[Records that describe figures]
■ ■ ■ ■
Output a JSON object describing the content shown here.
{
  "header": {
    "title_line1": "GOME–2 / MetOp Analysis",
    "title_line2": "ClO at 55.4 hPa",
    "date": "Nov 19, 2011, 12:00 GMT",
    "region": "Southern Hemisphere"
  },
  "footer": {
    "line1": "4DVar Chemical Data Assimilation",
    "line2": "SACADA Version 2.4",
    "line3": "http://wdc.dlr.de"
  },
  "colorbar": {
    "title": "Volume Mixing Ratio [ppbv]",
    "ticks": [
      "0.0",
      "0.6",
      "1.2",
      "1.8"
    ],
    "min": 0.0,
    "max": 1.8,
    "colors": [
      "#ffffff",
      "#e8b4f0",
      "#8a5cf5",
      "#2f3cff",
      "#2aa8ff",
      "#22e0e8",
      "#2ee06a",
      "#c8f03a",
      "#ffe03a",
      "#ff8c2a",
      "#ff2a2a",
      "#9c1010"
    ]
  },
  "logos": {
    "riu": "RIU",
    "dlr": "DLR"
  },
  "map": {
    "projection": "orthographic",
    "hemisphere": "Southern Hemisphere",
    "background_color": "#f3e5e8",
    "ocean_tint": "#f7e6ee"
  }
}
■ ■ ■ ■
OBJECTIVE:
For each line of the listing that holds the word "Southern", show that line.

SOLUTION FOR THIS PROBLEM:
    "region": "Southern Hemisphere"
    "hemisphere": "Southern Hemisphere",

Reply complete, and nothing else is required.